PROMPT =>
Pull out every line below holding the word "type".

════════════════════

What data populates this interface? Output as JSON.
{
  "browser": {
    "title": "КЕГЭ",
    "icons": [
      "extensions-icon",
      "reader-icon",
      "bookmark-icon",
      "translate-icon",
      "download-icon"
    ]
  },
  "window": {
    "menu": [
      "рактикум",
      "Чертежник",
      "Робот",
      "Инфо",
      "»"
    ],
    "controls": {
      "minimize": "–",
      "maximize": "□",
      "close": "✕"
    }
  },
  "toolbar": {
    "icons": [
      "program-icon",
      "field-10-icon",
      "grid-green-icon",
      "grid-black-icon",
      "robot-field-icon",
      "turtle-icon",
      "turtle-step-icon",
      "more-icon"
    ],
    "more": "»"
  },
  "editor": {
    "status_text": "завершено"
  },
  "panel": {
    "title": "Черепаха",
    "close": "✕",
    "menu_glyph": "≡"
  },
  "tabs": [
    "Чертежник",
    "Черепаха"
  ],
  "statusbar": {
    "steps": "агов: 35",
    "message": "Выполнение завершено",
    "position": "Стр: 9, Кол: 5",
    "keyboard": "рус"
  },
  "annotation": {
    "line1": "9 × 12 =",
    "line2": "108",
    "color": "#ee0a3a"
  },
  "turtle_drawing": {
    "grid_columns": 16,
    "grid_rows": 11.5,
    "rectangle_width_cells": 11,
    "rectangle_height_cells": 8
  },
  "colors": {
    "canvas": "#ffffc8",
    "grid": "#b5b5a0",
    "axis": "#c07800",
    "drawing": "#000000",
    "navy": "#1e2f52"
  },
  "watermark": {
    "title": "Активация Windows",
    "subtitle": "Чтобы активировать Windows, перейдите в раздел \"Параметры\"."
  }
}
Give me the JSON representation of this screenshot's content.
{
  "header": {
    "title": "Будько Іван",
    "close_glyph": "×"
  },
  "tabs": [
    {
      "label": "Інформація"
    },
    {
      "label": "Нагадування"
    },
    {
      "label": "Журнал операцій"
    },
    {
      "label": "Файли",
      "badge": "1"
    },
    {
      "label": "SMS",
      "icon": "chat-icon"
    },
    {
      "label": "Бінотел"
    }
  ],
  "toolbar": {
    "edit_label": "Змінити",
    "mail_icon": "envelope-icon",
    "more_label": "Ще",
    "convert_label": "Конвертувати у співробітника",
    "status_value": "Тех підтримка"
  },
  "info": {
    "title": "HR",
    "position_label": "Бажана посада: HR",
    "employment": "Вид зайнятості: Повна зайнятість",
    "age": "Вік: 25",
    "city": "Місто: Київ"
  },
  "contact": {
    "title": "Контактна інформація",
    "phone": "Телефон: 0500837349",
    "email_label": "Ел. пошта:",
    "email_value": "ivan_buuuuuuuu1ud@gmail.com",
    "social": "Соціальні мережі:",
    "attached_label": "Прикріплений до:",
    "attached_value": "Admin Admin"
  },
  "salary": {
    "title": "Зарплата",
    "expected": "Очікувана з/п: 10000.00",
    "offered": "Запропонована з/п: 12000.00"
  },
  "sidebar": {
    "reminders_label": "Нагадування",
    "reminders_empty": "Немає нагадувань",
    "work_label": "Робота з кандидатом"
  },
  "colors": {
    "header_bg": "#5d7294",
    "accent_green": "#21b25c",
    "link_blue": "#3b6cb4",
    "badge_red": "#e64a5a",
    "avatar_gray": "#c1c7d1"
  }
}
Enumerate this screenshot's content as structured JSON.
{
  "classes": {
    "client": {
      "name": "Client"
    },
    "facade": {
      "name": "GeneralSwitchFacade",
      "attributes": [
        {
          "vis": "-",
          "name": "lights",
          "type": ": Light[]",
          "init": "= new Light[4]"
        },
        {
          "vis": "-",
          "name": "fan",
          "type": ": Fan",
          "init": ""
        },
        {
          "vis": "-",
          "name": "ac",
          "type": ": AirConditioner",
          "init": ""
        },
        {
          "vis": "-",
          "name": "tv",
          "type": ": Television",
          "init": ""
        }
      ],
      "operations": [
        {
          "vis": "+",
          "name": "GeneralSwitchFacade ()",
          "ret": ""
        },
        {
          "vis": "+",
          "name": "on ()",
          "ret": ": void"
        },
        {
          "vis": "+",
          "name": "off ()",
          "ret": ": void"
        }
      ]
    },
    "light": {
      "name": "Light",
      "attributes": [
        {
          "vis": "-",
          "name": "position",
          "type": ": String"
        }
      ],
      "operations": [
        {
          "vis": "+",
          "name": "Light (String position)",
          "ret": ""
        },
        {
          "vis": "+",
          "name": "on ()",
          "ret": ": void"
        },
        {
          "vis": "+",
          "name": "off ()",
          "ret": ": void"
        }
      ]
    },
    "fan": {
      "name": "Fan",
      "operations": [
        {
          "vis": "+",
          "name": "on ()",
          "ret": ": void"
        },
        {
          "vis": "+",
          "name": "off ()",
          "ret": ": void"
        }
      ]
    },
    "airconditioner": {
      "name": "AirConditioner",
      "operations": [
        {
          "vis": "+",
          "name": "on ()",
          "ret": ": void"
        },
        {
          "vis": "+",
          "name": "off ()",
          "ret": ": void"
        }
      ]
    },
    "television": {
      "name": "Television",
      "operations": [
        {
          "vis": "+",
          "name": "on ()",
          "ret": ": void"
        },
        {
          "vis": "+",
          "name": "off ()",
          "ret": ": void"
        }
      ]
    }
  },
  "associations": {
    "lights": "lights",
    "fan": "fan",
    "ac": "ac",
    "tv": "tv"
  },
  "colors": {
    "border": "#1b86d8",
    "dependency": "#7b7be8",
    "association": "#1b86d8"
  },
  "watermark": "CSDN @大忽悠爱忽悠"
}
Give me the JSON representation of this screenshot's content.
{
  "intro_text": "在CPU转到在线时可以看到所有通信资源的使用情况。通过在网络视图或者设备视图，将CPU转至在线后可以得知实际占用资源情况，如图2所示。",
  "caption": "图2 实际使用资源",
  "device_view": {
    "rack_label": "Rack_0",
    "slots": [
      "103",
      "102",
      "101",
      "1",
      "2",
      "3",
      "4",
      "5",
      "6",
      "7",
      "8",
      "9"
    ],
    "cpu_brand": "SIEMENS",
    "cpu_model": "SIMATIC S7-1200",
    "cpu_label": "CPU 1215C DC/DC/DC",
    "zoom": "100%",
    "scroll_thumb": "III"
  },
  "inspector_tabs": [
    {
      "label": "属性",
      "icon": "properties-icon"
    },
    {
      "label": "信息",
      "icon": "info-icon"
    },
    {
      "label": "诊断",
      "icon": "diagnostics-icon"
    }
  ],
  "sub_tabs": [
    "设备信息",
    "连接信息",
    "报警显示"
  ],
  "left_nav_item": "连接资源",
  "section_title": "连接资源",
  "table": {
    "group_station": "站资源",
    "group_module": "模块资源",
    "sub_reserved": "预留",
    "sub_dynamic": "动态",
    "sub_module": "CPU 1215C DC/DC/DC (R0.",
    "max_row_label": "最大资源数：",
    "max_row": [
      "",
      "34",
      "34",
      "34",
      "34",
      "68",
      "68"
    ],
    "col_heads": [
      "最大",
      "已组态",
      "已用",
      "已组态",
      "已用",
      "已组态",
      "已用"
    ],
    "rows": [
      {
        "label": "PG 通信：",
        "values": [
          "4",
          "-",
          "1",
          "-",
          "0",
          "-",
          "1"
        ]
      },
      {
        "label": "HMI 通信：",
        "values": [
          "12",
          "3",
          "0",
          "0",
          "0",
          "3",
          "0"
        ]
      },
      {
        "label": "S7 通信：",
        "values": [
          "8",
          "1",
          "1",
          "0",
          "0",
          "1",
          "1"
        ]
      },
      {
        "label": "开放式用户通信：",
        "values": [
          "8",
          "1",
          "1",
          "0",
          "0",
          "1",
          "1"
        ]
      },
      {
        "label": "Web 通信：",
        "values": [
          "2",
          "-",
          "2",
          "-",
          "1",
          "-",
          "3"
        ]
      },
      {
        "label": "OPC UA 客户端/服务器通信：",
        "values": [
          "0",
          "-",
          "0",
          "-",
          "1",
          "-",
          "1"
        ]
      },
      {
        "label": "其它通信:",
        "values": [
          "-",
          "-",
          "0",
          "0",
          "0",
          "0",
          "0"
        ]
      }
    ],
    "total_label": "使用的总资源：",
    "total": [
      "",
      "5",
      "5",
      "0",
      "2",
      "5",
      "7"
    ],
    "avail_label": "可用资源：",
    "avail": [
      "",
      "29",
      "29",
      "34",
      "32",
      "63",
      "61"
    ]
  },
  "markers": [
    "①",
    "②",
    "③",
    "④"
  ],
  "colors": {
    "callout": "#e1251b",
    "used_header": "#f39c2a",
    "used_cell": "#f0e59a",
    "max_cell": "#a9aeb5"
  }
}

════════════════════

ANSWER TO THIS TASK =>
          "type": ": Light[]",
          "type": ": Fan",
          "type": ": AirConditioner",
          "type": ": Television",
          "type": ": String"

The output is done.